╭─ SELECTED EXCERPT
# Xmas cactus



## NYEric (Nov 23, 2007)

I can't kill this one. Everyone who breathes air should therefore be able to grow it.


----------



## eOrchids (Nov 23, 2007)

Very nice Eric!

How long have you had it?


----------



## TheLorax (Nov 23, 2007)

I need one of those. I need a white blooming one. Last time I checked, I breathe air and I killed one off. Where can I buy a big one of those online? The one I killed was my husband's that he had kept alive for over 20 years... until he turned its care over to me a few years ago. I killed it in no time flat. Seeing your plant reminded me that I wanted to buy another one.


----------



## paphioboy (Nov 23, 2007)

Gorgeous...!!! Eric, you're wrong... I also breathe air and i (nearly) killed it too... we're in the same boat, TheLorax...ity: this plant turns to mush in hot tropical weather... i still have 2 or 3 surviving stems.. i let them 'piggyback' on the medium of my orchids and they thrive... but when i grow them separately, they die...
╰─
╭─ DATA
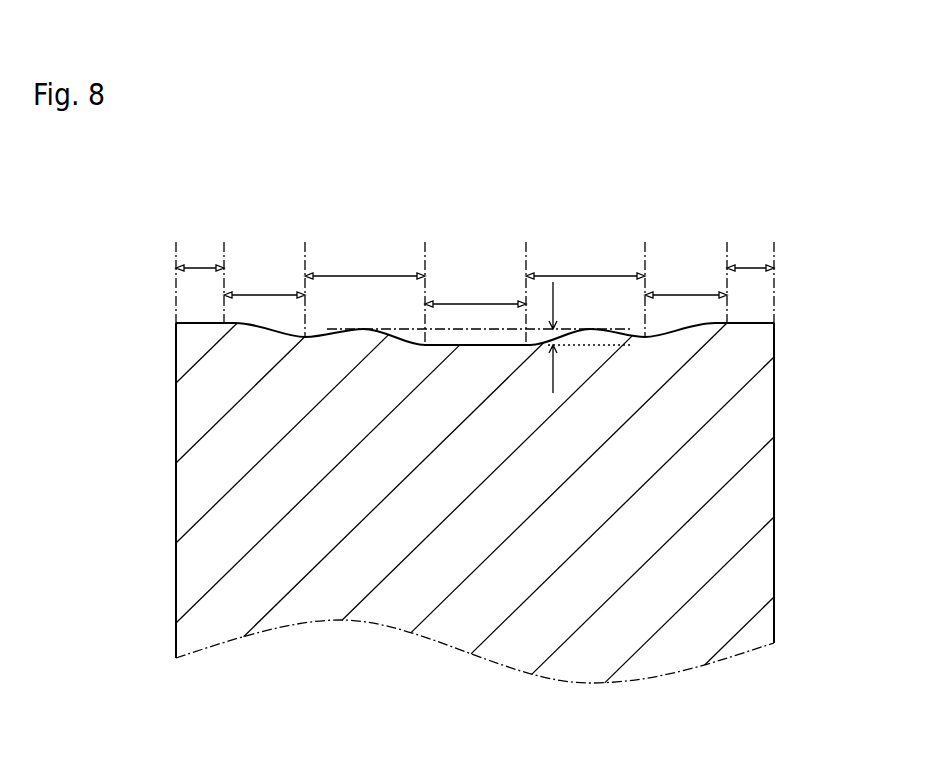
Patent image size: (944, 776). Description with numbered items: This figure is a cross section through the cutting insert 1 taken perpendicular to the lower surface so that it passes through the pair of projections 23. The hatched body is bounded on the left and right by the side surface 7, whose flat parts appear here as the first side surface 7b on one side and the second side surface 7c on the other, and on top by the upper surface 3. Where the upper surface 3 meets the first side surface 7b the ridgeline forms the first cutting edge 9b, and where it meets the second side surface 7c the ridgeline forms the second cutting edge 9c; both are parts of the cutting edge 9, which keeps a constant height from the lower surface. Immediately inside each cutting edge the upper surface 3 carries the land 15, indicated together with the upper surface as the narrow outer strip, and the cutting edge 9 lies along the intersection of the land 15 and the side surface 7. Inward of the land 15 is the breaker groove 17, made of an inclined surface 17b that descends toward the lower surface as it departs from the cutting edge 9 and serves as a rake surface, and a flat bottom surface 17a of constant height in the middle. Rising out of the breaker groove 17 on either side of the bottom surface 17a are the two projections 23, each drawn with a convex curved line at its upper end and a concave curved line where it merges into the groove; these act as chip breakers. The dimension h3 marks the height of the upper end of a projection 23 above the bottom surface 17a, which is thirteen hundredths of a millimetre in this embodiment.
╰─
ACTIONS TO TAKE:
• A. From the Xmas cactus thread, repeat the passage starting at "## eOrchids (Nov" and ending at "buy another one.".
• B. In the Xmas cactus thread, why does NYEric conclude that everyone who breathes air should be able to grow the plant? Answer in one to three sentences.
• C. According to the Xmas cactus thread, how long had TheLorax's husband kept his plant alive before turning its care over?

RESULTS OF THE TASKS:
• A.
## eOrchids (Nov 23, 2007)

Very nice Eric!

How long have you had it?


----------



## TheLorax (Nov 23, 2007)

I need one of those. I need a white blooming one. Last time I checked, I breathe air and I killed one off. Where can I buy a big one of those online? The one I killed was my husband's that he had kept alive for over 20 years... until he turned its care over to me a few years ago. I killed it in no time flat. Seeing your plant reminded me that I wanted to buy another one.

• B. NYEric says that this plant is one that NYEric can't kill. From that, NYEric concludes that anyone who breathes air should therefore be able to grow it.

• C. Over 20 years.